::: MATERIAL FOR THIS TASK :::

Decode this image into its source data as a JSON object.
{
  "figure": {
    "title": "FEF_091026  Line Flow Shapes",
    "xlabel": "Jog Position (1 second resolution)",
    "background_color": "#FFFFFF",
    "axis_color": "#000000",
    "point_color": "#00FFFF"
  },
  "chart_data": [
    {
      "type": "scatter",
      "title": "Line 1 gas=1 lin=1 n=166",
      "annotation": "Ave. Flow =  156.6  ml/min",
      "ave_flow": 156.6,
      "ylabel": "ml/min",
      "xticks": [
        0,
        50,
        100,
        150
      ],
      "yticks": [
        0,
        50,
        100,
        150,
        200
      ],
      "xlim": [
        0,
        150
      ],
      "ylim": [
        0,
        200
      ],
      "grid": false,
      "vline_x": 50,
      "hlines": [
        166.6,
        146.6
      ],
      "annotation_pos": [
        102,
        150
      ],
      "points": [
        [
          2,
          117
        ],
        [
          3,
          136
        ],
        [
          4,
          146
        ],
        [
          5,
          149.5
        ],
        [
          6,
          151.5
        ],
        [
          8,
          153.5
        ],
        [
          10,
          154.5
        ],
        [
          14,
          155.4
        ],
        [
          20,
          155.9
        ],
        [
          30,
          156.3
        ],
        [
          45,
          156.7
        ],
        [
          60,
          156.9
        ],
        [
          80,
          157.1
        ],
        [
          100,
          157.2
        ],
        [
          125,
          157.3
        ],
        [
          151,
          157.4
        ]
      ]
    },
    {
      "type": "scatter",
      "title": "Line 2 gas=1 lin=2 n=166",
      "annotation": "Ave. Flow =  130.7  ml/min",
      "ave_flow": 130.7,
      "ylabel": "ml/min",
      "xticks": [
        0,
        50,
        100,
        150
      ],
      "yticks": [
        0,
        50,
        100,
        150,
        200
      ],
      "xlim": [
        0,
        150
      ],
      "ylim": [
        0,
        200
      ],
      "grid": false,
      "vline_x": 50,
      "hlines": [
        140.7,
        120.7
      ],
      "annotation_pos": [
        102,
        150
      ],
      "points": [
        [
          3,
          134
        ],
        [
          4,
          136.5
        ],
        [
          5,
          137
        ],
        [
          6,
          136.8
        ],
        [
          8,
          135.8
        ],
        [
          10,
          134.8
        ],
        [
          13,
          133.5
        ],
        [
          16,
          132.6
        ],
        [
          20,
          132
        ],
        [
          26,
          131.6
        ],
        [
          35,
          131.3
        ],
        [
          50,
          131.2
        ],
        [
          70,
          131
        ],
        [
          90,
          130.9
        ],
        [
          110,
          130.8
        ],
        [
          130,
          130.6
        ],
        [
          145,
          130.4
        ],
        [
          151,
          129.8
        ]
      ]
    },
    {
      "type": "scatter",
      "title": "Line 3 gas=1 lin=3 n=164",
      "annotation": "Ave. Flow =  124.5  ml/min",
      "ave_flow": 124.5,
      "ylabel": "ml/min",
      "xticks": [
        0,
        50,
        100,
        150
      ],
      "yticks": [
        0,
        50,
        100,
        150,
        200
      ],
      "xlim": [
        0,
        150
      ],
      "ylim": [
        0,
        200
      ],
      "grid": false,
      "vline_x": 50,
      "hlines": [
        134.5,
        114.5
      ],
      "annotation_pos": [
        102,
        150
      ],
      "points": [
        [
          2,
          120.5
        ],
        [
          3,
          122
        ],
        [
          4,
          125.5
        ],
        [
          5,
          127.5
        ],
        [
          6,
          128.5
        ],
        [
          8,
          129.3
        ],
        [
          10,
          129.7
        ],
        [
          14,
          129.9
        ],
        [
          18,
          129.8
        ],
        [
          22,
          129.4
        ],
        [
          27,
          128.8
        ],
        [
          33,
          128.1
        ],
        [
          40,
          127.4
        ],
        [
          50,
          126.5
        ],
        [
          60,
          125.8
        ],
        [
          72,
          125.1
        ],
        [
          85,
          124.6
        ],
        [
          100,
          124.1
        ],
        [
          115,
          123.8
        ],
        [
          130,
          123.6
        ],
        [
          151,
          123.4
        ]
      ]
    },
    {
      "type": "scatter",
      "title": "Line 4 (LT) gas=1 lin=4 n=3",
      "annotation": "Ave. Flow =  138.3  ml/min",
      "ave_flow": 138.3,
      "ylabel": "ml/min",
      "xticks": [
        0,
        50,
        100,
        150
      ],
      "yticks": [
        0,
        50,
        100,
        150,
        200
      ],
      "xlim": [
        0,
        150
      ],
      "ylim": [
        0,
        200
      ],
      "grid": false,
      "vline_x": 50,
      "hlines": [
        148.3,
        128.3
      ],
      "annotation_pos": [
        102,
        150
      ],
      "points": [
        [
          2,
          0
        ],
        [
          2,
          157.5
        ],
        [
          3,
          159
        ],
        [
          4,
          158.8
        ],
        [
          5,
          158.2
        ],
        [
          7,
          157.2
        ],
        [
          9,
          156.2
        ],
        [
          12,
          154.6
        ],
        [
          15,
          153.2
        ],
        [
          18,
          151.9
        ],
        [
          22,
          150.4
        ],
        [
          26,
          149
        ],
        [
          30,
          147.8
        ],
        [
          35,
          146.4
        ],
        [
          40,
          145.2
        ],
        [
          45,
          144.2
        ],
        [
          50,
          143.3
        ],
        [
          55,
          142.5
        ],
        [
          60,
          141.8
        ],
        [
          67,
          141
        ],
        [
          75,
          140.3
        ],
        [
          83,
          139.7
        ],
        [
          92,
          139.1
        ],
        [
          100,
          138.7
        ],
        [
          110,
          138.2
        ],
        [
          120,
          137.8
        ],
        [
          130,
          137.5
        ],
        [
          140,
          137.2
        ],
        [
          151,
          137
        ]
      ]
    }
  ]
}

:::

## EXERCISE TASK
Please output the entire listing exactly as it stands.

## REPLY TO THE EXERCISE
Decode this image into its source data as a JSON object.
{
  "figure": {
    "title": "FEF_091026  Line Flow Shapes",
    "xlabel": "Jog Position (1 second resolution)",
    "background_color": "#FFFFFF",
    "axis_color": "#000000",
    "point_color": "#00FFFF"
  },
  "chart_data": [
    {
      "type": "scatter",
      "title": "Line 1 gas=1 lin=1 n=166",
      "annotation": "Ave. Flow =  156.6  ml/min",
      "ave_flow": 156.6,
      "ylabel": "ml/min",
      "xticks": [
        0,
        50,
        100,
        150
      ],
      "yticks": [
        0,
        50,
        100,
        150,
        200
      ],
      "xlim": [
        0,
        150
      ],
      "ylim": [
        0,
        200
      ],
      "grid": false,
      "vline_x": 50,
      "hlines": [
        166.6,
        146.6
      ],
      "annotation_pos": [
        102,
        150
      ],
      "points": [
        [
          2,
          117
        ],
        [
          3,
          136
        ],
        [
          4,
          146
        ],
        [
          5,
          149.5
        ],
        [
          6,
          151.5
        ],
        [
          8,
          153.5
        ],
        [
          10,
          154.5
        ],
        [
          14,
          155.4
        ],
        [
          20,
          155.9
        ],
        [
          30,
          156.3
        ],
        [
          45,
          156.7
        ],
        [
          60,
          156.9
        ],
        [
          80,
          157.1
        ],
        [
          100,
          157.2
        ],
        [
          125,
          157.3
        ],
        [
          151,
          157.4
        ]
      ]
    },
    {
      "type": "scatter",
      "title": "Line 2 gas=1 lin=2 n=166",
      "annotation": "Ave. Flow =  130.7  ml/min",
      "ave_flow": 130.7,
      "ylabel": "ml/min",
      "xticks": [
        0,
        50,
        100,
        150
      ],
      "yticks": [
        0,
        50,
        100,
        150,
        200
      ],
      "xlim": [
        0,
        150
      ],
      "ylim": [
        0,
        200
      ],
      "grid": false,
      "vline_x": 50,
      "hlines": [
        140.7,
        120.7
      ],
      "annotation_pos": [
        102,
        150
      ],
      "points": [
        [
          3,
          134
        ],
        [
          4,
          136.5
        ],
        [
          5,
          137
        ],
        [
          6,
          136.8
        ],
        [
          8,
          135.8
        ],
        [
          10,
          134.8
        ],
        [
          13,
          133.5
        ],
        [
          16,
          132.6
        ],
        [
          20,
          132
        ],
        [
          26,
          131.6
        ],
        [
          35,
          131.3
        ],
        [
          50,
          131.2
        ],
        [
          70,
          131
        ],
        [
          90,
          130.9
        ],
        [
          110,
          130.8
        ],
        [
          130,
          130.6
        ],
        [
          145,
          130.4
        ],
        [
          151,
          129.8
        ]
      ]
    },
    {
      "type": "scatter",
      "title": "Line 3 gas=1 lin=3 n=164",
      "annotation": "Ave. Flow =  124.5  ml/min",
      "ave_flow": 124.5,
      "ylabel": "ml/min",
      "xticks": [
        0,
        50,
        100,
        150
      ],
      "yticks": [
        0,
        50,
        100,
        150,
        200
      ],
      "xlim": [
        0,
        150
      ],
      "ylim": [
        0,
        200
      ],
      "grid": false,
      "vline_x": 50,
      "hlines": [
        134.5,
        114.5
      ],
      "annotation_pos": [
        102,
        150
      ],
      "points": [
        [
          2,
          120.5
        ],
        [
          3,
          122
        ],
        [
          4,
          125.5
        ],
        [
          5,
          127.5
        ],
        [
          6,
          128.5
        ],
        [
          8,
          129.3
        ],
        [
          10,
          129.7
        ],
        [
          14,
          129.9
        ],
        [
          18,
          129.8
        ],
        [
          22,
          129.4
        ],
        [
          27,
          128.8
        ],
        [
          33,
          128.1
        ],
        [
          40,
          127.4
        ],
        [
          50,
          126.5
        ],
        [
          60,
          125.8
        ],
        [
          72,
          125.1
        ],
        [
          85,
          124.6
        ],
        [
          100,
          124.1
        ],
        [
          115,
          123.8
        ],
        [
          130,
          123.6
        ],
        [
          151,
          123.4
        ]
      ]
    },
    {
      "type": "scatter",
      "title": "Line 4 (LT) gas=1 lin=4 n=3",
      "annotation": "Ave. Flow =  138.3  ml/min",
      "ave_flow": 138.3,
      "ylabel": "ml/min",
      "xticks": [
        0,
        50,
        100,
        150
      ],
      "yticks": [
        0,
        50,
        100,
        150,
        200
      ],
      "xlim": [
        0,
        150
      ],
      "ylim": [
        0,
        200
      ],
      "grid": false,
      "vline_x": 50,
      "hlines": [
        148.3,
        128.3
      ],
      "annotation_pos": [
        102,
        150
      ],
      "points": [
        [
          2,
          0
        ],
        [
          2,
          157.5
        ],
        [
          3,
          159
        ],
        [
          4,
          158.8
        ],
        [
          5,
          158.2
        ],
        [
          7,
          157.2
        ],
        [
          9,
          156.2
        ],
        [
          12,
          154.6
        ],
        [
          15,
          153.2
        ],
        [
          18,
          151.9
        ],
        [
          22,
          150.4
        ],
        [
          26,
          149
        ],
        [
          30,
          147.8
        ],
        [
          35,
          146.4
        ],
        [
          40,
          145.2
        ],
        [
          45,
          144.2
        ],
        [
          50,
          143.3
        ],
        [
          55,
          142.5
        ],
        [
          60,
          141.8
        ],
        [
          67,
          141
        ],
        [
          75,
          140.3
        ],
        [
          83,
          139.7
        ],
        [
          92,
          139.1
        ],
        [
          100,
          138.7
        ],
        [
          110,
          138.2
        ],
        [
          120,
          137.8
        ],
        [
          130,
          137.5
        ],
        [
          140,
          137.2
        ],
        [
          151,
          137
        ]
      ]
    }
  ]
}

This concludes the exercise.